● **Exercise**: Copy the entries below word for word, from the line containing "process-box <box>849 318 995 493</box>" through the line containing "box-label: SLC <box>433 584 494 620</box>", both included.

Records
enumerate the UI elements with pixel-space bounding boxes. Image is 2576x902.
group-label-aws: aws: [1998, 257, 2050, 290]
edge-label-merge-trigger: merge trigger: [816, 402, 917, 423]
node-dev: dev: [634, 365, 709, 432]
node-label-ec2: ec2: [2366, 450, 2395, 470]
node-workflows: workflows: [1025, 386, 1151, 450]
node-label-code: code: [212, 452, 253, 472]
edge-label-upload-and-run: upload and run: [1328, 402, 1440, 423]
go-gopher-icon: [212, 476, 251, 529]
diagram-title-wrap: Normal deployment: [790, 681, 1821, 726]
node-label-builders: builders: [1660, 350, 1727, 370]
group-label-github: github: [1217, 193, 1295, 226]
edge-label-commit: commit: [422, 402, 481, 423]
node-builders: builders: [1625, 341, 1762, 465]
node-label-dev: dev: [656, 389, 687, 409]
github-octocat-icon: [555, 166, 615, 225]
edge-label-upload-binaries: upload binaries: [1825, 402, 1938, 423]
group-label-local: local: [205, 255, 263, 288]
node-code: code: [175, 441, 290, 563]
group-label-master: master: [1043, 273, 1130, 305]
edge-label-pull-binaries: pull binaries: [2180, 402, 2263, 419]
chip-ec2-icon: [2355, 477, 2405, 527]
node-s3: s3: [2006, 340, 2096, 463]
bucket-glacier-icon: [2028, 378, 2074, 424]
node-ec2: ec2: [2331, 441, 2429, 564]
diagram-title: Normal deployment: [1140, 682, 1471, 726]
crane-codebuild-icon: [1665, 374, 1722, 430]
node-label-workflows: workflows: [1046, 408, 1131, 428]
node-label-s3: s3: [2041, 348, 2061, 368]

--

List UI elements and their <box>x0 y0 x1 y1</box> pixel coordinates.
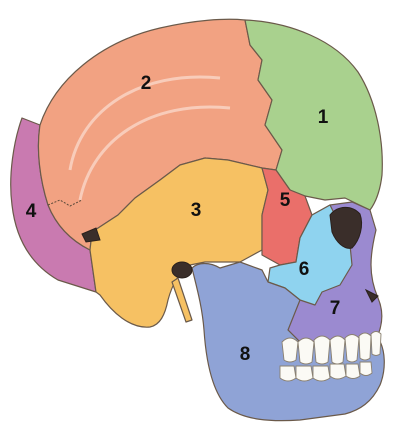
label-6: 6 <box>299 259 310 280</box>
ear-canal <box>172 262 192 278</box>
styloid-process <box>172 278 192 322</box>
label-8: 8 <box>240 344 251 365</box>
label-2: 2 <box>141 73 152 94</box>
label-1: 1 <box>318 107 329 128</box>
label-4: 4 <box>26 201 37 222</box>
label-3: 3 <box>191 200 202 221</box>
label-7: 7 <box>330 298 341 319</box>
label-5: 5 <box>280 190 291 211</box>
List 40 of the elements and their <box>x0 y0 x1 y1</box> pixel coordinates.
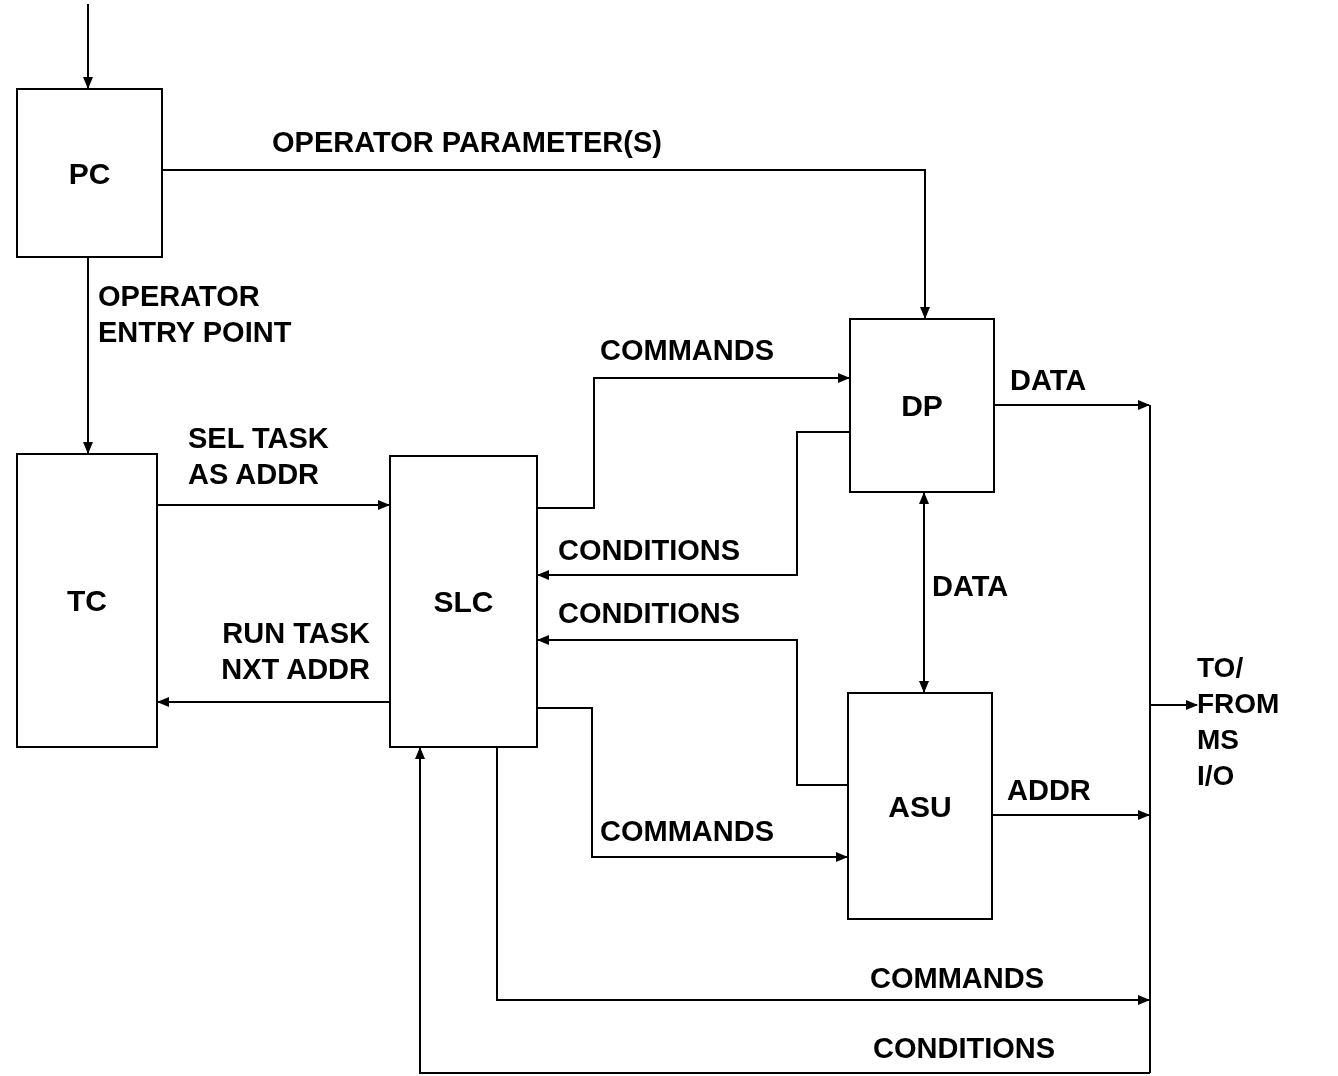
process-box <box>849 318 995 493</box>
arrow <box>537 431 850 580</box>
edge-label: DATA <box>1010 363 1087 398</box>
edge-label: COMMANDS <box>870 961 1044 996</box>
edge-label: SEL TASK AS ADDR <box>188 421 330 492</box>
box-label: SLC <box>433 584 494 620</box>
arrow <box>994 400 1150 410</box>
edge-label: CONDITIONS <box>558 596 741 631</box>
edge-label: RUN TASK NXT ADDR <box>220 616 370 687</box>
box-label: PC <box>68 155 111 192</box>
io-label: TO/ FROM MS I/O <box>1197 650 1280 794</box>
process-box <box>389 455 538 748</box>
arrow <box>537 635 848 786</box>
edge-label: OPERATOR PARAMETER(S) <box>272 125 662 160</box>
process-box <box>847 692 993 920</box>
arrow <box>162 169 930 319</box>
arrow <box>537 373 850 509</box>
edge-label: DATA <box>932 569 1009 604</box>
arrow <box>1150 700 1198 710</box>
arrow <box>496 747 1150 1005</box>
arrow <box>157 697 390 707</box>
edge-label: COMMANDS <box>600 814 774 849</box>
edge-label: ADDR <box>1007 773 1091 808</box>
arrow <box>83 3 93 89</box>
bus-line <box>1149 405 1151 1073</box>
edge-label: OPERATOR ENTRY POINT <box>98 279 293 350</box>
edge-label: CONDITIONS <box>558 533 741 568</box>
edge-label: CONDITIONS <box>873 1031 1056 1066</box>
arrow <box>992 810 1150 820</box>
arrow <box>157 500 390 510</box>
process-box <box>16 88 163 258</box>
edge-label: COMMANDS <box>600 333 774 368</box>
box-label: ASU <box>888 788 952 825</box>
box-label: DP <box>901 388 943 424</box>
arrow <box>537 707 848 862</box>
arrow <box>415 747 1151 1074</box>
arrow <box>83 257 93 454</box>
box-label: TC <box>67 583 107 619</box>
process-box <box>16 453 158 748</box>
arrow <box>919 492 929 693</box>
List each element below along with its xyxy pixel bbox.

● **Task output**:
process-box <box>849 318 995 493</box>
arrow <box>537 431 850 580</box>
edge-label: DATA <box>1010 363 1087 398</box>
edge-label: COMMANDS <box>870 961 1044 996</box>
edge-label: SEL TASK AS ADDR <box>188 421 330 492</box>
box-label: SLC <box>433 584 494 620</box>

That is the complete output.